Task objective - Copy out each line below exactly as it appears.

Extracted entries -

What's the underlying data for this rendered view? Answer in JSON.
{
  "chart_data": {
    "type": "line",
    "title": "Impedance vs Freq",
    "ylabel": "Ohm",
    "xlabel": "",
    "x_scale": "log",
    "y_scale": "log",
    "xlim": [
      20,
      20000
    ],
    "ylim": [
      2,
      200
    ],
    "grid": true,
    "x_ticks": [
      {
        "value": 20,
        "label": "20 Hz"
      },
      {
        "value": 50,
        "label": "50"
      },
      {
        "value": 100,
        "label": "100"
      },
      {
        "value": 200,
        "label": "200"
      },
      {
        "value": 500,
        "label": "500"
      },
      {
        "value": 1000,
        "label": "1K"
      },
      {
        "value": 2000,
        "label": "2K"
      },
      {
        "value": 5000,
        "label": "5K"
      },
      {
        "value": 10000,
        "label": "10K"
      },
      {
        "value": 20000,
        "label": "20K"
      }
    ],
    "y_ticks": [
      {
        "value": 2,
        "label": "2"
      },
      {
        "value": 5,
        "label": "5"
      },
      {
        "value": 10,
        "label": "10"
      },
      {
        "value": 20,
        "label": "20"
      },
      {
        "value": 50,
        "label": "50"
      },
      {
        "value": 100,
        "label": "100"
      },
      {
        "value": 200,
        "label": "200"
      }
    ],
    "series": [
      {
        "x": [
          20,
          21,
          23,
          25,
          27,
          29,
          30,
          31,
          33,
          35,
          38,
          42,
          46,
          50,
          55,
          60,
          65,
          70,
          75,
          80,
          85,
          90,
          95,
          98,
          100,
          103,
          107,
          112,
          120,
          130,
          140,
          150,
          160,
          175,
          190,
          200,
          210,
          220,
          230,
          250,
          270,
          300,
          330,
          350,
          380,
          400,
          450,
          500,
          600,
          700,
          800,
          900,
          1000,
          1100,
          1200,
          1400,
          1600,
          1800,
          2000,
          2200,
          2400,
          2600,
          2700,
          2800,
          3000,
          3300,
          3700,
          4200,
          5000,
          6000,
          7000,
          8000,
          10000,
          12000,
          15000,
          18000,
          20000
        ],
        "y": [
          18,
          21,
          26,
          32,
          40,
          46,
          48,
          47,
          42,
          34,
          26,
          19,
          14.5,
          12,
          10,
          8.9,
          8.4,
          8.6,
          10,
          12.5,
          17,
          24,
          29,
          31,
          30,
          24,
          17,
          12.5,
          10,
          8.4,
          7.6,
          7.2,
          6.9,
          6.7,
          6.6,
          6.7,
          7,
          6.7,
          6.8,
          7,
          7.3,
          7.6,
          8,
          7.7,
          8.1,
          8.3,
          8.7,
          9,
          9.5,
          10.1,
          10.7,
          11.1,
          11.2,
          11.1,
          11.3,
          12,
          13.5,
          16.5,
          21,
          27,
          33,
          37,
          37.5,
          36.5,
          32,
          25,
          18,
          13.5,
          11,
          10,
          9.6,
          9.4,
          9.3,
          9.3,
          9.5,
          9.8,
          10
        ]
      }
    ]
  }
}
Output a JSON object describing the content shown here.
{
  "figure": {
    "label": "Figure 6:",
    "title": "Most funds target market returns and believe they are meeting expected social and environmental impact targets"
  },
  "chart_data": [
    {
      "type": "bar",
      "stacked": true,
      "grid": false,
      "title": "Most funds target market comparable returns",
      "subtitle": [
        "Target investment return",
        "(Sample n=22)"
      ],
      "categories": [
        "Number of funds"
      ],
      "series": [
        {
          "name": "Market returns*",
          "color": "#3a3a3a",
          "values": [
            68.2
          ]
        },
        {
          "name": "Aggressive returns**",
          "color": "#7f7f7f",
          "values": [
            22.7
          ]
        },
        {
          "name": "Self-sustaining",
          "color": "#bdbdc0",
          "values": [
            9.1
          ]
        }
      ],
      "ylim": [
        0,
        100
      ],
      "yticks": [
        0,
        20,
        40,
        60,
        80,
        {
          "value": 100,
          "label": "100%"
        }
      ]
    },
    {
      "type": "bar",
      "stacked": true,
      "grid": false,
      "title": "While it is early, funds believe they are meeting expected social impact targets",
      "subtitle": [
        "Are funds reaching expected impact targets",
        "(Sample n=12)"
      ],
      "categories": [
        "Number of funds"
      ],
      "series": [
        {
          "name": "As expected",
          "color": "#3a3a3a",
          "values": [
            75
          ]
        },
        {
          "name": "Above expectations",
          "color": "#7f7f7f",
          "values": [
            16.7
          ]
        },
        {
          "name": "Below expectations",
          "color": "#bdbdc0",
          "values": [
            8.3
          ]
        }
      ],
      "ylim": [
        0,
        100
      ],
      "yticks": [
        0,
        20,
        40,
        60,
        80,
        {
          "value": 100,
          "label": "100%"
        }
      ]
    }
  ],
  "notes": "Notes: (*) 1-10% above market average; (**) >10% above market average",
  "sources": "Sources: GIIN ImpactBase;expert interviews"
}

Finished exercise -
What's the underlying data for this rendered view? Answer in JSON.
{
  "chart_data": {
    "type": "line",
    "title": "Impedance vs Freq",
    "ylabel": "Ohm",
    "xlabel": "",
    "x_scale": "log",
    "y_scale": "log",
    "xlim": [
      20,
      20000
    ],
    "ylim": [
      2,
      200
    ],
    "grid": true,
    "x_ticks": [
      {
        "value": 20,
        "label": "20 Hz"
      },
      {
        "value": 50,
        "label": "50"
      },
      {
        "value": 100,
        "label": "100"
      },
      {
        "value": 200,
        "label": "200"
      },
      {
        "value": 500,
        "label": "500"
      },
      {
        "value": 1000,
        "label": "1K"
      },
      {
        "value": 2000,
        "label": "2K"
      },
      {
        "value": 5000,
        "label": "5K"
      },
      {
        "value": 10000,
        "label": "10K"
      },
      {
        "value": 20000,
        "label": "20K"
      }
    ],
    "y_ticks": [
      {
        "value": 2,
        "label": "2"
      },
      {
        "value": 5,
        "label": "5"
      },
      {
        "value": 10,
        "label": "10"
      },
      {
        "value": 20,
        "label": "20"
      },
      {
        "value": 50,
        "label": "50"
      },
      {
        "value": 100,
        "label": "100"
      },
      {
        "value": 200,
        "label": "200"
      }
    ],
    "series": [
      {
        "x": [
          20,
          21,
          23,
          25,
          27,
          29,
          30,
          31,
          33,
          35,
          38,
          42,
          46,
          50,
          55,
          60,
          65,
          70,
          75,
          80,
          85,
          90,
          95,
          98,
          100,
          103,
          107,
          112,
          120,
          130,
          140,
          150,
          160,
          175,
          190,
          200,
          210,
          220,
          230,
          250,
          270,
          300,
          330,
          350,
          380,
          400,
          450,
          500,
          600,
          700,
          800,
          900,
          1000,
          1100,
          1200,
          1400,
          1600,
          1800,
          2000,
          2200,
          2400,
          2600,
          2700,
          2800,
          3000,
          3300,
          3700,
          4200,
          5000,
          6000,
          7000,
          8000,
          10000,
          12000,
          15000,
          18000,
          20000
        ],
        "y": [
          18,
          21,
          26,
          32,
          40,
          46,
          48,
          47,
          42,
          34,
          26,
          19,
          14.5,
          12,
          10,
          8.9,
          8.4,
          8.6,
          10,
          12.5,
          17,
          24,
          29,
          31,
          30,
          24,
          17,
          12.5,
          10,
          8.4,
          7.6,
          7.2,
          6.9,
          6.7,
          6.6,
          6.7,
          7,
          6.7,
          6.8,
          7,
          7.3,
          7.6,
          8,
          7.7,
          8.1,
          8.3,
          8.7,
          9,
          9.5,
          10.1,
          10.7,
          11.1,
          11.2,
          11.1,
          11.3,
          12,
          13.5,
          16.5,
          21,
          27,
          33,
          37,
          37.5,
          36.5,
          32,
          25,
          18,
          13.5,
          11,
          10,
          9.6,
          9.4,
          9.3,
          9.3,
          9.5,
          9.8,
          10
        ]
      }
    ]
  }
}
Output a JSON object describing the content shown here.
{
  "figure": {
    "label": "Figure 6:",
    "title": "Most funds target market returns and believe they are meeting expected social and environmental impact targets"
  },
  "chart_data": [
    {
      "type": "bar",
      "stacked": true,
      "grid": false,
      "title": "Most funds target market comparable returns",
      "subtitle": [
        "Target investment return",
        "(Sample n=22)"
      ],
      "categories": [
        "Number of funds"
      ],
      "series": [
        {
          "name": "Market returns*",
          "color": "#3a3a3a",
          "values": [
            68.2
          ]
        },
        {
          "name": "Aggressive returns**",
          "color": "#7f7f7f",
          "values": [
            22.7
          ]
        },
        {
          "name": "Self-sustaining",
          "color": "#bdbdc0",
          "values": [
            9.1
          ]
        }
      ],
      "ylim": [
        0,
        100
      ],
      "yticks": [
        0,
        20,
        40,
        60,
        80,
        {
          "value": 100,
          "label": "100%"
        }
      ]
    },
    {
      "type": "bar",
      "stacked": true,
      "grid": false,
      "title": "While it is early, funds believe they are meeting expected social impact targets",
      "subtitle": [
        "Are funds reaching expected impact targets",
        "(Sample n=12)"
      ],
      "categories": [
        "Number of funds"
      ],
      "series": [
        {
          "name": "As expected",
          "color": "#3a3a3a",
          "values": [
            75
          ]
        },
        {
          "name": "Above expectations",
          "color": "#7f7f7f",
          "values": [
            16.7
          ]
        },
        {
          "name": "Below expectations",
          "color": "#bdbdc0",
          "values": [
            8.3
          ]
        }
      ],
      "ylim": [
        0,
        100
      ],
      "yticks": [
        0,
        20,
        40,
        60,
        80,
        {
          "value": 100,
          "label": "100%"
        }
      ]
    }
  ],
  "notes": "Notes: (*) 1-10% above market average; (**) >10% above market average",
  "sources": "Sources: GIIN ImpactBase;expert interviews"
}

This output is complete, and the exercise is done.